**What you have to do:** Records follow. Copy every line with "this".

◆ ◆ ◆ ◆ ◆

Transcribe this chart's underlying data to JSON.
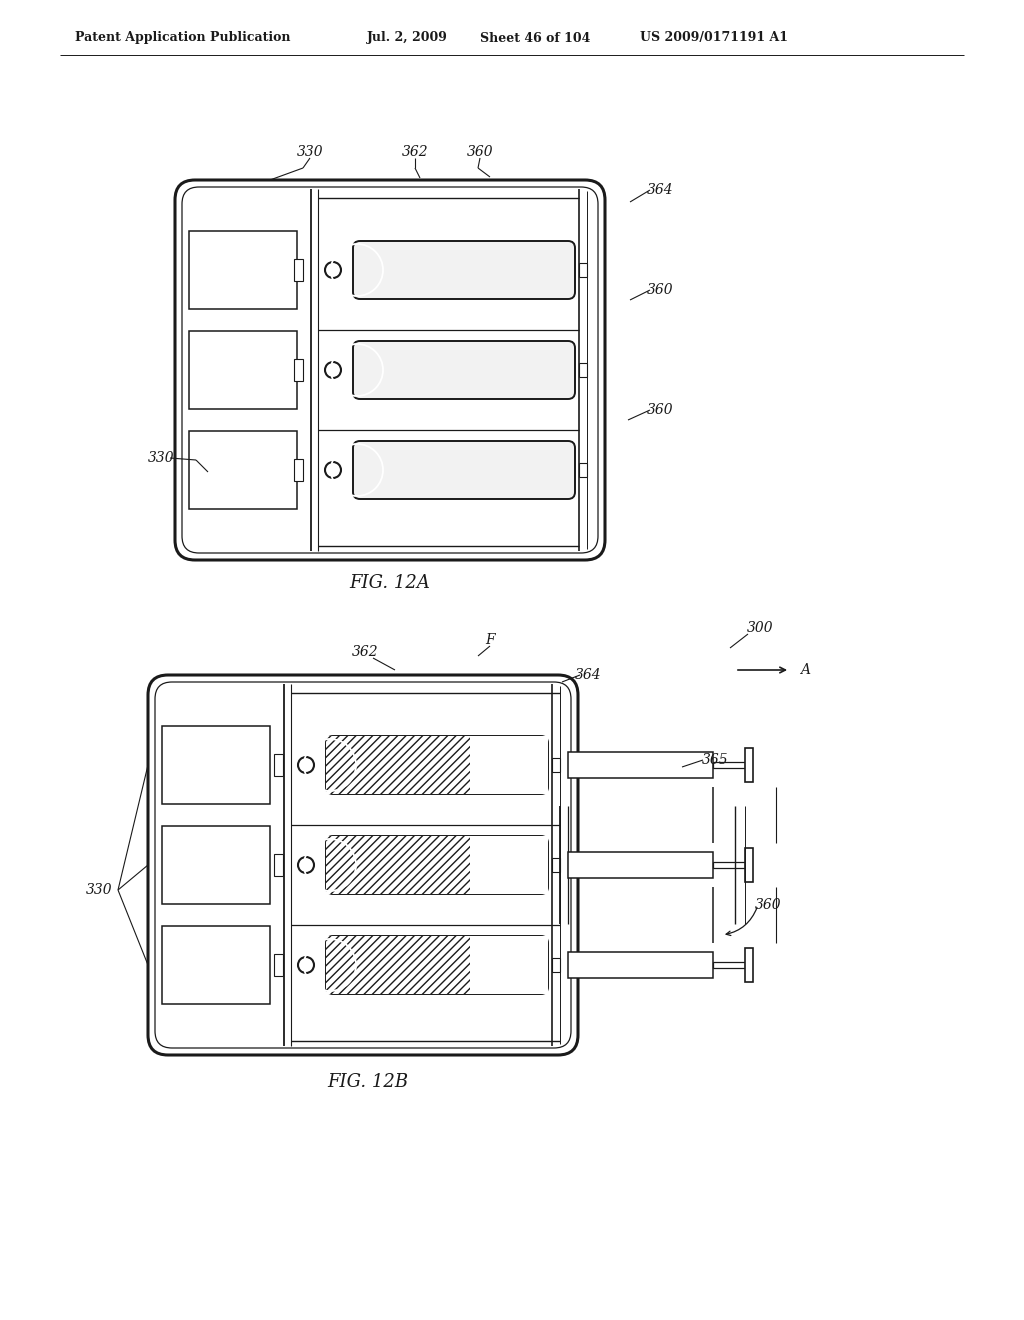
{
  "bg_color": "#ffffff",
  "header_text": "Patent Application Publication",
  "header_date": "Jul. 2, 2009",
  "header_sheet": "Sheet 46 of 104",
  "header_patent": "US 2009/0171191 A1",
  "fig_label_a": "FIG. 12A",
  "fig_label_b": "FIG. 12B",
  "lc": "#1a1a1a",
  "fig12a": {
    "ox": 175,
    "oy": 760,
    "ow": 430,
    "oh": 380,
    "corner_r": 20
  },
  "fig12b": {
    "ox": 148,
    "oy": 265,
    "ow": 430,
    "oh": 380,
    "corner_r": 20
  }
}
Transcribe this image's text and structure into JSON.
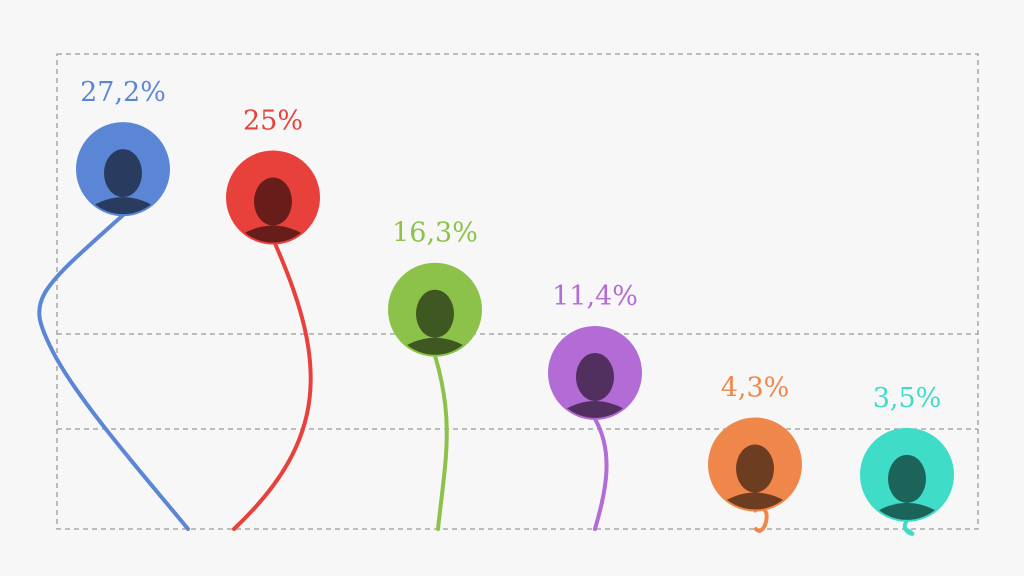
{
  "chart_data": {
    "type": "scatter",
    "series": [
      {
        "value_label": "27,2%",
        "value": 27.2,
        "color": "#5b86d6",
        "icon": "portrait-icon"
      },
      {
        "value_label": "25%",
        "value": 25.0,
        "color": "#e8413c",
        "icon": "portrait-icon"
      },
      {
        "value_label": "16,3%",
        "value": 16.3,
        "color": "#8cc24a",
        "icon": "portrait-icon"
      },
      {
        "value_label": "11,4%",
        "value": 11.4,
        "color": "#b36bd6",
        "icon": "portrait-icon"
      },
      {
        "value_label": "4,3%",
        "value": 4.3,
        "color": "#f0874a",
        "icon": "portrait-icon"
      },
      {
        "value_label": "3,5%",
        "value": 3.5,
        "color": "#3fdcc8",
        "icon": "portrait-icon"
      }
    ],
    "grid": true
  }
}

◆ ◆ ◆ ◆ ◆

**Final answer:**
Transcribe this chart's underlying data to JSON.
Transcribe this image's text and structure into JSON.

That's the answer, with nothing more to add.